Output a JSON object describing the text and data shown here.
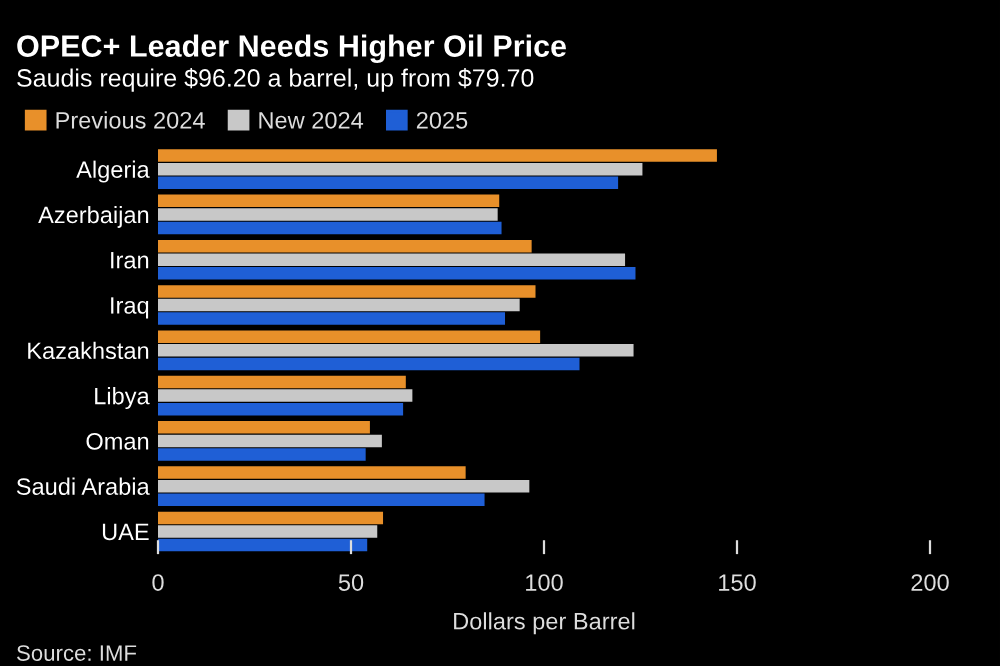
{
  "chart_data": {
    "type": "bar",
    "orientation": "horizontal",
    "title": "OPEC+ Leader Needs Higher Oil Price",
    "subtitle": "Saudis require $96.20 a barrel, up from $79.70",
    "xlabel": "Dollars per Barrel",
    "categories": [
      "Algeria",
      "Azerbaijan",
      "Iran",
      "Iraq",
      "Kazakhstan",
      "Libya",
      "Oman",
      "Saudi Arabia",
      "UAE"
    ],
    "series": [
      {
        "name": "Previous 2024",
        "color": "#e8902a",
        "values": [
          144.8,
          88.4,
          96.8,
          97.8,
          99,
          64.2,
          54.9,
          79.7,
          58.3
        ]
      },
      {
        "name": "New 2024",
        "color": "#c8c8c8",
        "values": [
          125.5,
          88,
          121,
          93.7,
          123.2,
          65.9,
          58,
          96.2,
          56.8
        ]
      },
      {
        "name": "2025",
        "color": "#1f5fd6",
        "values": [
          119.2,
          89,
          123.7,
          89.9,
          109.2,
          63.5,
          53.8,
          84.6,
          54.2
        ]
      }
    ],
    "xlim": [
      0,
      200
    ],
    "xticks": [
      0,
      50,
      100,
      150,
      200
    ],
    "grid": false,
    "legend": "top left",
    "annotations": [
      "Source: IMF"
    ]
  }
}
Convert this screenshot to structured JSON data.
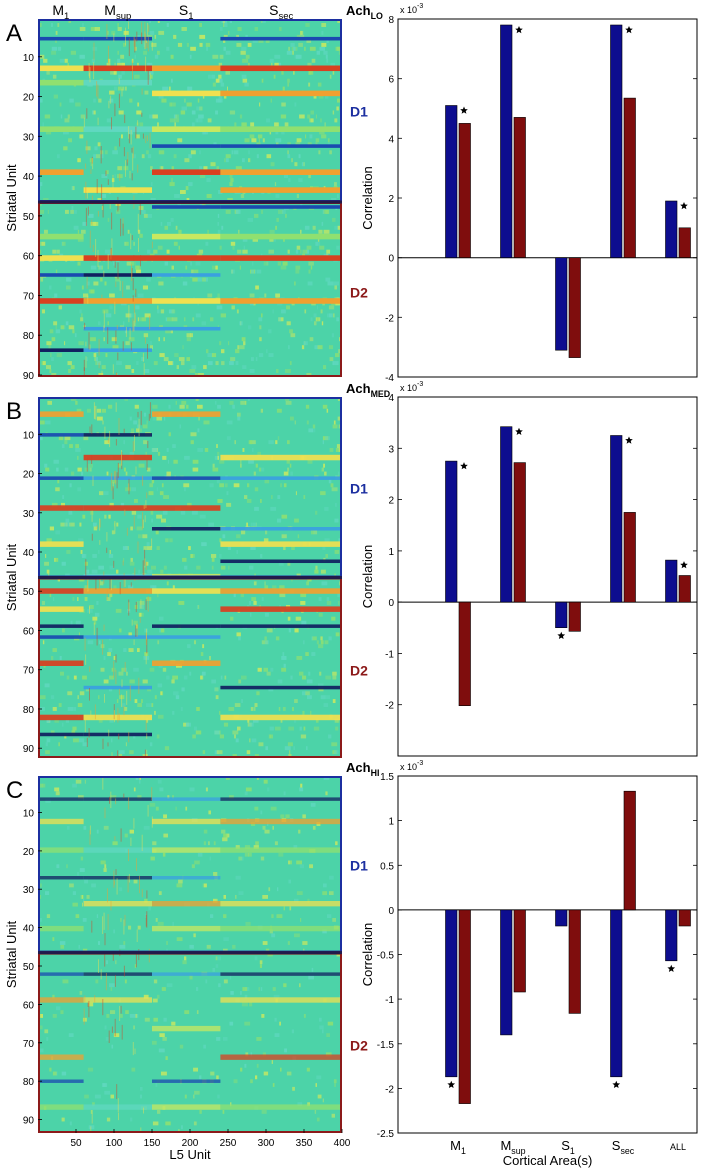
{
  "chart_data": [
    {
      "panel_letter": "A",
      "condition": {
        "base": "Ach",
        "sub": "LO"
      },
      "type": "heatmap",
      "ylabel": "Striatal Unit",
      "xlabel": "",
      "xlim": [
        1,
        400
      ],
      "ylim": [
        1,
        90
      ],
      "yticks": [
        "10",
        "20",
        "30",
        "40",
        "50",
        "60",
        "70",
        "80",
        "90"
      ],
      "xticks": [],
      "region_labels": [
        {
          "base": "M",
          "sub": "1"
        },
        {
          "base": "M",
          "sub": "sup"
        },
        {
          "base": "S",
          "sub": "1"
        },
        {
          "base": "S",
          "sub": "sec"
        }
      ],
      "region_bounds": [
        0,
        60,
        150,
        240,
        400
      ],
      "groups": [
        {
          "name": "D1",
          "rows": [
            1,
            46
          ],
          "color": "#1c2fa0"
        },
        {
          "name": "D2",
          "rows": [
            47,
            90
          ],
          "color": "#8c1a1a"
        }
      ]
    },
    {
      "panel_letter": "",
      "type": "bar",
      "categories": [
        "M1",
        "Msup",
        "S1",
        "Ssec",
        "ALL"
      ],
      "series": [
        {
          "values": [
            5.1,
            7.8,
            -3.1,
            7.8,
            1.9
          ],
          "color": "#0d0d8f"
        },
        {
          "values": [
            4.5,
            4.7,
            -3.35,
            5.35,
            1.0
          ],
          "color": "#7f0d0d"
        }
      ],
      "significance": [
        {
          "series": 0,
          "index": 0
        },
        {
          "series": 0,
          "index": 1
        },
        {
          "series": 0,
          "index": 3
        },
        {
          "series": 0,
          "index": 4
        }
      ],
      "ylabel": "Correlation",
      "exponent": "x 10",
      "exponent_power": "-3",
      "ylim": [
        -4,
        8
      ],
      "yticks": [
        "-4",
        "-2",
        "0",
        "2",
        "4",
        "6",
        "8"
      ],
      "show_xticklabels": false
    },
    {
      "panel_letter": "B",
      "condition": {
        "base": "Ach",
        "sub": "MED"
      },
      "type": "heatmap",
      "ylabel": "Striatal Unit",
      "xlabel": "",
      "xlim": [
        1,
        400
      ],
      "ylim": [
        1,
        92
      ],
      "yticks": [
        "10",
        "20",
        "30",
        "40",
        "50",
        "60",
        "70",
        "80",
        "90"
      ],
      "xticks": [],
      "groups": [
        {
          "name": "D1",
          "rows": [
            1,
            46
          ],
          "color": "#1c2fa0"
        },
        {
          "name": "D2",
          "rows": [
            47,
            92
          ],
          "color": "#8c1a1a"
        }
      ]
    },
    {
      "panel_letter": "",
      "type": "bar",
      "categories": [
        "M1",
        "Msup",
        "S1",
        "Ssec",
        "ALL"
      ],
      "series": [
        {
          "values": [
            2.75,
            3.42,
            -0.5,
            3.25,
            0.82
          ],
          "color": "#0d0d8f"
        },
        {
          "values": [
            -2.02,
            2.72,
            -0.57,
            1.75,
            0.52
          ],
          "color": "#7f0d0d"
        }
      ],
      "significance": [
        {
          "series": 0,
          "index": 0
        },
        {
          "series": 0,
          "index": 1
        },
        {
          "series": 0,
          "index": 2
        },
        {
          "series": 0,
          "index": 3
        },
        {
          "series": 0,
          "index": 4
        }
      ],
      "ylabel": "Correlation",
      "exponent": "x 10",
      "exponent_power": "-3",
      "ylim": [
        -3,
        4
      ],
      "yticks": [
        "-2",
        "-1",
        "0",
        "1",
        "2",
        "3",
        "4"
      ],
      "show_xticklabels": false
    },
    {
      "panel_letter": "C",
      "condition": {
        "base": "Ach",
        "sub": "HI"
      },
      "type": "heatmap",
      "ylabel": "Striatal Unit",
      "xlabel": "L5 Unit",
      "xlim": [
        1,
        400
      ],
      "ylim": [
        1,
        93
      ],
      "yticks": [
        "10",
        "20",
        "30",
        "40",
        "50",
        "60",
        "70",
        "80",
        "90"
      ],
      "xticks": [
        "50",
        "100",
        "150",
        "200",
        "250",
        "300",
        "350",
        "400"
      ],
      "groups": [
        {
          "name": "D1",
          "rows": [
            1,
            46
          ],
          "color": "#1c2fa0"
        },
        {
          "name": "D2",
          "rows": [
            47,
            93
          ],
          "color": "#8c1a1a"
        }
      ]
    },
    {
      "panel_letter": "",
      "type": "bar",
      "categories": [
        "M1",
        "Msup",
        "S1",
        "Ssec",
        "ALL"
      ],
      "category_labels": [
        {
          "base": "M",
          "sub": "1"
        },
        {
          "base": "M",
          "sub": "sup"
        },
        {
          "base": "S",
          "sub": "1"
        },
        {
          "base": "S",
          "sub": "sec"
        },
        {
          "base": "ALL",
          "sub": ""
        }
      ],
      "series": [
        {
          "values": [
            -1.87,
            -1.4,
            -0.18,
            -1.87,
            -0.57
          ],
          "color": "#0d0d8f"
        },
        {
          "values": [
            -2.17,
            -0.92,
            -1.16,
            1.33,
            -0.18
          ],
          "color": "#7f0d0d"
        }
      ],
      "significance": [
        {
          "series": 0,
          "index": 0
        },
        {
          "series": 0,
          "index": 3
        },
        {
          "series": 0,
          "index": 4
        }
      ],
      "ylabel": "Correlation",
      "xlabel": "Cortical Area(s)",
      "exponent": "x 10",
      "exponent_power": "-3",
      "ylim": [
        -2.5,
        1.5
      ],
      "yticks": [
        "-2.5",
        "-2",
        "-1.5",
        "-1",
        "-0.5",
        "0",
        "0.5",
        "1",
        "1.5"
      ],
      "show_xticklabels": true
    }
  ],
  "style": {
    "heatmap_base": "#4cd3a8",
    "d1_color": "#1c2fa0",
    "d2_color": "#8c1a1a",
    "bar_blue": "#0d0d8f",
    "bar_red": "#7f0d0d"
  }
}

○ ○ ○ ○ ○

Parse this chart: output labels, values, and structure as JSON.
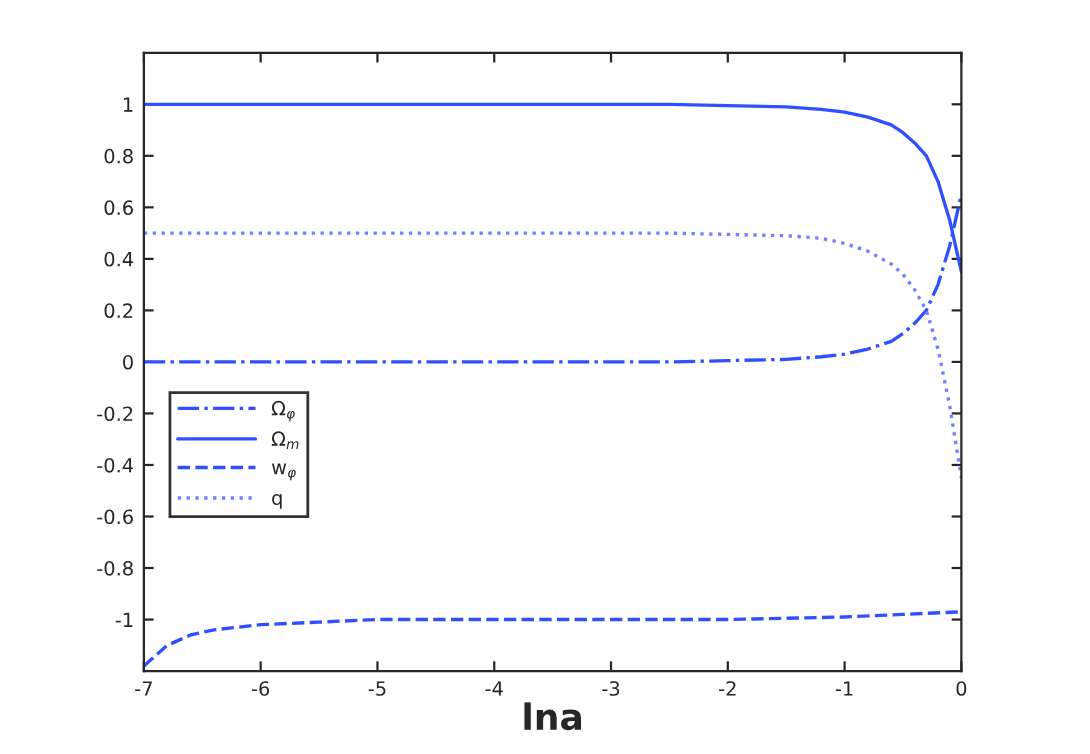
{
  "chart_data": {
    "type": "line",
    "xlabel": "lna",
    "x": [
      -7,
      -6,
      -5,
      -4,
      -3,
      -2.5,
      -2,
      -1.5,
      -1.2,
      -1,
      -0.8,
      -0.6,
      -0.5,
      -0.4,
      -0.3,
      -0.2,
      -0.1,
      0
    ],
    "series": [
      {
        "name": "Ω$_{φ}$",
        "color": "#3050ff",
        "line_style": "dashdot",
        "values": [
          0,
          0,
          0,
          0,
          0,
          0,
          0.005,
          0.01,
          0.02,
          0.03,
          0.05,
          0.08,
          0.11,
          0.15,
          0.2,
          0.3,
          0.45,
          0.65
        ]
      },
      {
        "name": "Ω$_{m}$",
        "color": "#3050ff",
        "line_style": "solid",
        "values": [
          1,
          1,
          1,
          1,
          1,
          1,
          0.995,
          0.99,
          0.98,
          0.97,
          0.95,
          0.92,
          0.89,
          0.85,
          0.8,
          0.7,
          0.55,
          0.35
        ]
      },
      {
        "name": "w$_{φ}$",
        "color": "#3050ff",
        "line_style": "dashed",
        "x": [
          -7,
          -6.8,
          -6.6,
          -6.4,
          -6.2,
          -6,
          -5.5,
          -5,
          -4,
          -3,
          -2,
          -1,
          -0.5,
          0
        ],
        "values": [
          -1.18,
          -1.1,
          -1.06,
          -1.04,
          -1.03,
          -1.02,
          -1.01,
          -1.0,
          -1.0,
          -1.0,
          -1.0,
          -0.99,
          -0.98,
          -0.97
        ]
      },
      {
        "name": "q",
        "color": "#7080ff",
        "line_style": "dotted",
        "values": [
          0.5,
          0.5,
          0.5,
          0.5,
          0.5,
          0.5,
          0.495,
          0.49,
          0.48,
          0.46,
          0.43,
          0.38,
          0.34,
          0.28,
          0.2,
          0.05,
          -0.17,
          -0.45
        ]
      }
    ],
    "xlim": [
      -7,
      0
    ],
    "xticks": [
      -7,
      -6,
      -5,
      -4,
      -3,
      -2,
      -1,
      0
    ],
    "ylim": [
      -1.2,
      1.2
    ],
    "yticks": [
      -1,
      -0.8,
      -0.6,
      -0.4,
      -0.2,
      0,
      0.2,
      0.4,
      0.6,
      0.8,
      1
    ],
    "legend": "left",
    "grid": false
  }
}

○ ○ ○ ○ ○

* **WHAT IS ASKED**:
Find all lines with "false" in them and copy each one.

* **ANSWER BELOW**:
    "grid": false,
      "show_xticklabels": false
      "show_xticklabels": false
    "grid": false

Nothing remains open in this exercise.